| PROBLEM TO SOLVE |
State only the count of lines in the listing below that hold "JSON".

# # # #

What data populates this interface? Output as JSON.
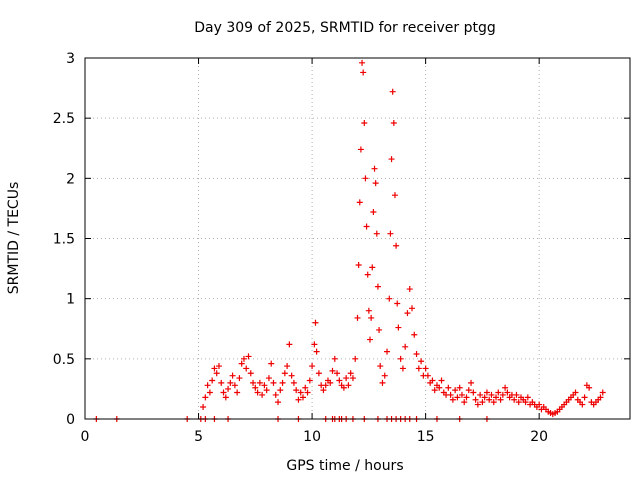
{
  "chart_data": {
    "type": "scatter",
    "title": "Day 309 of 2025, SRMTID for receiver ptgg",
    "xlabel": "GPS time / hours",
    "ylabel": "SRMTID / TECUs",
    "xlim": [
      0,
      24
    ],
    "ylim": [
      0,
      3
    ],
    "xticks": [
      0,
      5,
      10,
      15,
      20
    ],
    "yticks": [
      0,
      0.5,
      1,
      1.5,
      2,
      2.5,
      3
    ],
    "xtick_labels": [
      "0",
      "5",
      "10",
      "15",
      "20"
    ],
    "ytick_labels": [
      "0",
      "0.5",
      "1",
      "1.5",
      "2",
      "2.5",
      "3"
    ],
    "grid": true,
    "marker": "+",
    "color": "#ee0000",
    "series": [
      {
        "name": "SRMTID",
        "points": [
          [
            0.5,
            0
          ],
          [
            1.4,
            0
          ],
          [
            4.5,
            0
          ],
          [
            5.1,
            0
          ],
          [
            5.3,
            0
          ],
          [
            5.7,
            0
          ],
          [
            6.3,
            0
          ],
          [
            8.5,
            0
          ],
          [
            9.4,
            0
          ],
          [
            10.6,
            0
          ],
          [
            10.9,
            0
          ],
          [
            11.0,
            0
          ],
          [
            11.2,
            0
          ],
          [
            11.3,
            0
          ],
          [
            11.5,
            0
          ],
          [
            11.8,
            0
          ],
          [
            12.3,
            0
          ],
          [
            12.9,
            0
          ],
          [
            13.3,
            0
          ],
          [
            13.5,
            0
          ],
          [
            13.7,
            0
          ],
          [
            13.9,
            0
          ],
          [
            14.1,
            0
          ],
          [
            14.3,
            0
          ],
          [
            14.6,
            0
          ],
          [
            15.5,
            0
          ],
          [
            16.5,
            0
          ],
          [
            17.7,
            0
          ],
          [
            5.2,
            0.1
          ],
          [
            5.3,
            0.18
          ],
          [
            5.4,
            0.28
          ],
          [
            5.5,
            0.22
          ],
          [
            5.6,
            0.32
          ],
          [
            5.7,
            0.42
          ],
          [
            5.8,
            0.38
          ],
          [
            5.9,
            0.44
          ],
          [
            6.0,
            0.3
          ],
          [
            6.1,
            0.22
          ],
          [
            6.2,
            0.18
          ],
          [
            6.3,
            0.25
          ],
          [
            6.4,
            0.3
          ],
          [
            6.5,
            0.36
          ],
          [
            6.6,
            0.28
          ],
          [
            6.7,
            0.22
          ],
          [
            6.8,
            0.34
          ],
          [
            6.9,
            0.46
          ],
          [
            7.0,
            0.5
          ],
          [
            7.1,
            0.42
          ],
          [
            7.2,
            0.52
          ],
          [
            7.3,
            0.38
          ],
          [
            7.4,
            0.3
          ],
          [
            7.5,
            0.26
          ],
          [
            7.6,
            0.22
          ],
          [
            7.7,
            0.3
          ],
          [
            7.8,
            0.2
          ],
          [
            7.9,
            0.28
          ],
          [
            8.0,
            0.24
          ],
          [
            8.1,
            0.34
          ],
          [
            8.2,
            0.46
          ],
          [
            8.3,
            0.3
          ],
          [
            8.4,
            0.2
          ],
          [
            8.5,
            0.14
          ],
          [
            8.6,
            0.24
          ],
          [
            8.7,
            0.3
          ],
          [
            8.8,
            0.38
          ],
          [
            8.9,
            0.44
          ],
          [
            9.0,
            0.62
          ],
          [
            9.1,
            0.36
          ],
          [
            9.2,
            0.3
          ],
          [
            9.3,
            0.24
          ],
          [
            9.4,
            0.16
          ],
          [
            9.5,
            0.22
          ],
          [
            9.6,
            0.18
          ],
          [
            9.7,
            0.26
          ],
          [
            9.8,
            0.22
          ],
          [
            9.9,
            0.32
          ],
          [
            10.0,
            0.44
          ],
          [
            10.1,
            0.62
          ],
          [
            10.15,
            0.8
          ],
          [
            10.2,
            0.56
          ],
          [
            10.3,
            0.38
          ],
          [
            10.4,
            0.28
          ],
          [
            10.5,
            0.24
          ],
          [
            10.6,
            0.28
          ],
          [
            10.7,
            0.32
          ],
          [
            10.8,
            0.3
          ],
          [
            10.9,
            0.4
          ],
          [
            11.0,
            0.5
          ],
          [
            11.1,
            0.38
          ],
          [
            11.2,
            0.32
          ],
          [
            11.3,
            0.28
          ],
          [
            11.4,
            0.26
          ],
          [
            11.5,
            0.34
          ],
          [
            11.6,
            0.28
          ],
          [
            11.7,
            0.38
          ],
          [
            11.8,
            0.34
          ],
          [
            11.9,
            0.5
          ],
          [
            12.0,
            0.84
          ],
          [
            12.05,
            1.28
          ],
          [
            12.1,
            1.8
          ],
          [
            12.15,
            2.24
          ],
          [
            12.2,
            2.96
          ],
          [
            12.25,
            2.88
          ],
          [
            12.3,
            2.46
          ],
          [
            12.35,
            2.0
          ],
          [
            12.4,
            1.6
          ],
          [
            12.45,
            1.2
          ],
          [
            12.5,
            0.9
          ],
          [
            12.55,
            0.66
          ],
          [
            12.6,
            0.84
          ],
          [
            12.65,
            1.26
          ],
          [
            12.7,
            1.72
          ],
          [
            12.75,
            2.08
          ],
          [
            12.8,
            1.96
          ],
          [
            12.85,
            1.54
          ],
          [
            12.9,
            1.1
          ],
          [
            12.95,
            0.74
          ],
          [
            13.0,
            0.44
          ],
          [
            13.1,
            0.3
          ],
          [
            13.2,
            0.36
          ],
          [
            13.3,
            0.56
          ],
          [
            13.4,
            1.0
          ],
          [
            13.45,
            1.54
          ],
          [
            13.5,
            2.16
          ],
          [
            13.55,
            2.72
          ],
          [
            13.6,
            2.46
          ],
          [
            13.65,
            1.86
          ],
          [
            13.7,
            1.44
          ],
          [
            13.75,
            0.96
          ],
          [
            13.8,
            0.76
          ],
          [
            13.9,
            0.5
          ],
          [
            14.0,
            0.42
          ],
          [
            14.1,
            0.6
          ],
          [
            14.2,
            0.88
          ],
          [
            14.3,
            1.08
          ],
          [
            14.4,
            0.92
          ],
          [
            14.5,
            0.7
          ],
          [
            14.6,
            0.54
          ],
          [
            14.7,
            0.42
          ],
          [
            14.8,
            0.48
          ],
          [
            14.9,
            0.36
          ],
          [
            15.0,
            0.42
          ],
          [
            15.1,
            0.36
          ],
          [
            15.2,
            0.3
          ],
          [
            15.3,
            0.32
          ],
          [
            15.4,
            0.24
          ],
          [
            15.5,
            0.28
          ],
          [
            15.6,
            0.26
          ],
          [
            15.7,
            0.32
          ],
          [
            15.8,
            0.22
          ],
          [
            15.9,
            0.2
          ],
          [
            16.0,
            0.26
          ],
          [
            16.1,
            0.2
          ],
          [
            16.2,
            0.16
          ],
          [
            16.3,
            0.24
          ],
          [
            16.4,
            0.18
          ],
          [
            16.5,
            0.26
          ],
          [
            16.6,
            0.2
          ],
          [
            16.7,
            0.14
          ],
          [
            16.8,
            0.18
          ],
          [
            16.9,
            0.24
          ],
          [
            17.0,
            0.3
          ],
          [
            17.1,
            0.22
          ],
          [
            17.2,
            0.16
          ],
          [
            17.3,
            0.12
          ],
          [
            17.4,
            0.2
          ],
          [
            17.5,
            0.14
          ],
          [
            17.6,
            0.18
          ],
          [
            17.7,
            0.22
          ],
          [
            17.8,
            0.16
          ],
          [
            17.9,
            0.2
          ],
          [
            18.0,
            0.14
          ],
          [
            18.1,
            0.18
          ],
          [
            18.2,
            0.22
          ],
          [
            18.3,
            0.16
          ],
          [
            18.4,
            0.2
          ],
          [
            18.5,
            0.26
          ],
          [
            18.6,
            0.22
          ],
          [
            18.7,
            0.18
          ],
          [
            18.8,
            0.2
          ],
          [
            18.9,
            0.16
          ],
          [
            19.0,
            0.2
          ],
          [
            19.1,
            0.14
          ],
          [
            19.2,
            0.18
          ],
          [
            19.3,
            0.16
          ],
          [
            19.4,
            0.14
          ],
          [
            19.5,
            0.18
          ],
          [
            19.6,
            0.12
          ],
          [
            19.7,
            0.14
          ],
          [
            19.8,
            0.12
          ],
          [
            19.9,
            0.1
          ],
          [
            20.0,
            0.12
          ],
          [
            20.1,
            0.08
          ],
          [
            20.2,
            0.1
          ],
          [
            20.3,
            0.08
          ],
          [
            20.4,
            0.06
          ],
          [
            20.5,
            0.05
          ],
          [
            20.6,
            0.04
          ],
          [
            20.7,
            0.05
          ],
          [
            20.8,
            0.06
          ],
          [
            20.9,
            0.08
          ],
          [
            21.0,
            0.1
          ],
          [
            21.1,
            0.12
          ],
          [
            21.2,
            0.14
          ],
          [
            21.3,
            0.16
          ],
          [
            21.4,
            0.18
          ],
          [
            21.5,
            0.2
          ],
          [
            21.6,
            0.22
          ],
          [
            21.7,
            0.16
          ],
          [
            21.8,
            0.14
          ],
          [
            21.9,
            0.12
          ],
          [
            22.0,
            0.18
          ],
          [
            22.1,
            0.28
          ],
          [
            22.2,
            0.26
          ],
          [
            22.3,
            0.14
          ],
          [
            22.4,
            0.12
          ],
          [
            22.5,
            0.14
          ],
          [
            22.6,
            0.16
          ],
          [
            22.7,
            0.18
          ],
          [
            22.8,
            0.22
          ]
        ]
      }
    ]
  }
}
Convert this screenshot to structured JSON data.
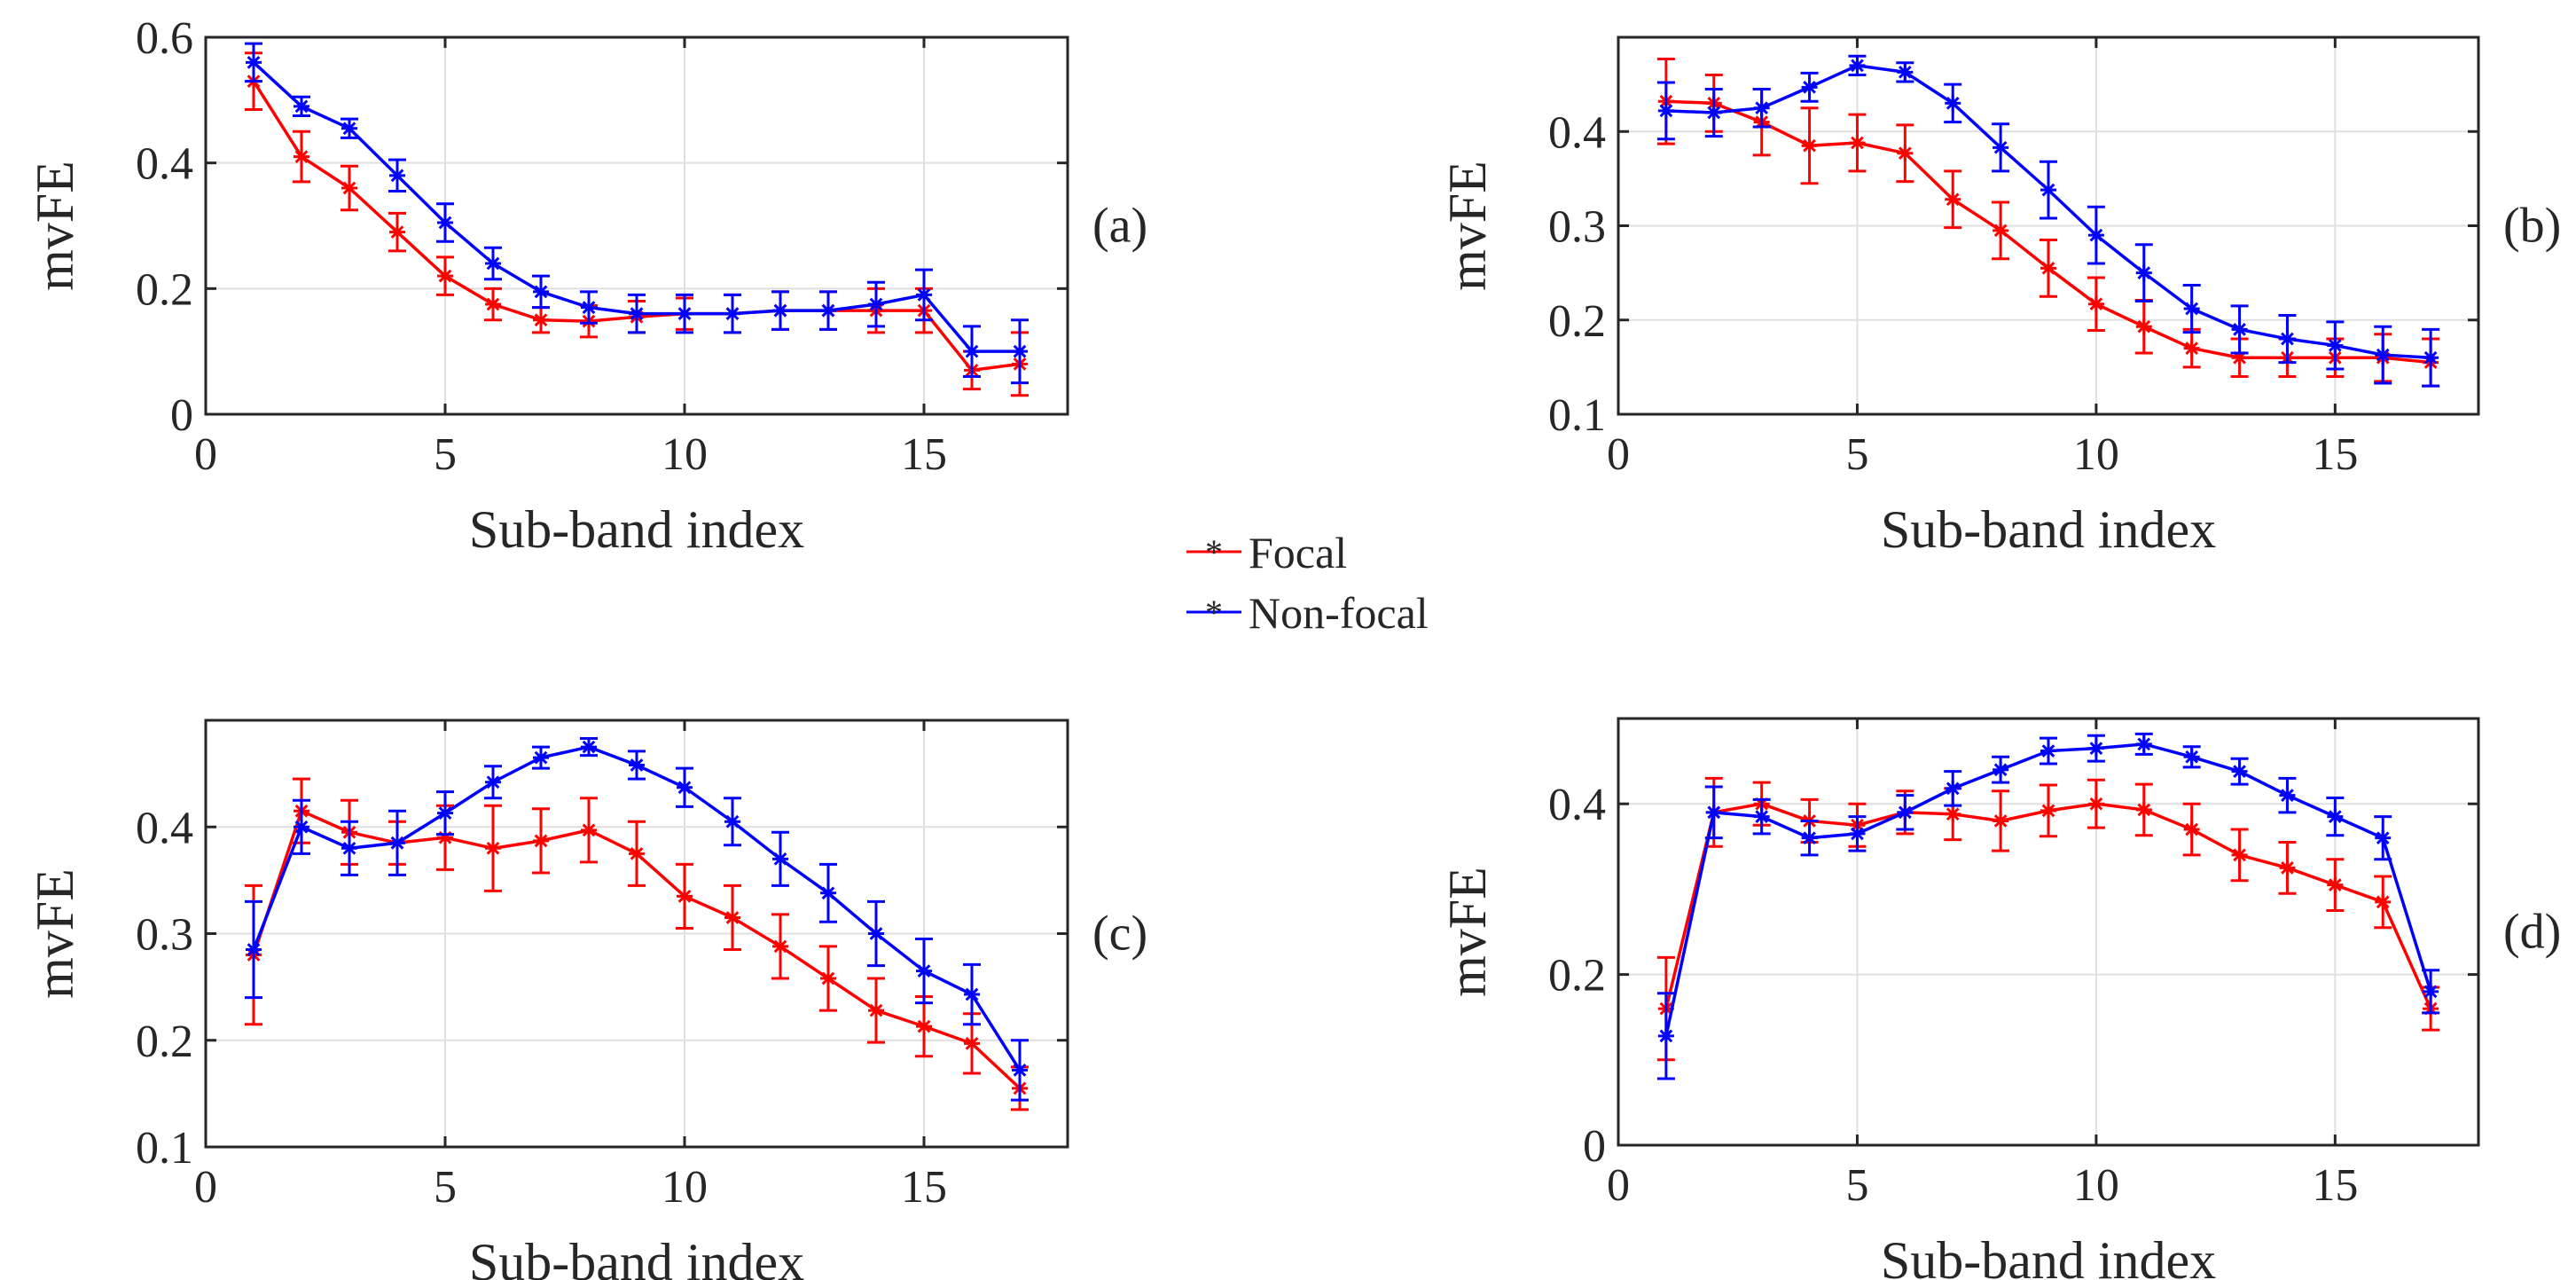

# # # #

| FULL SOLUTION |
2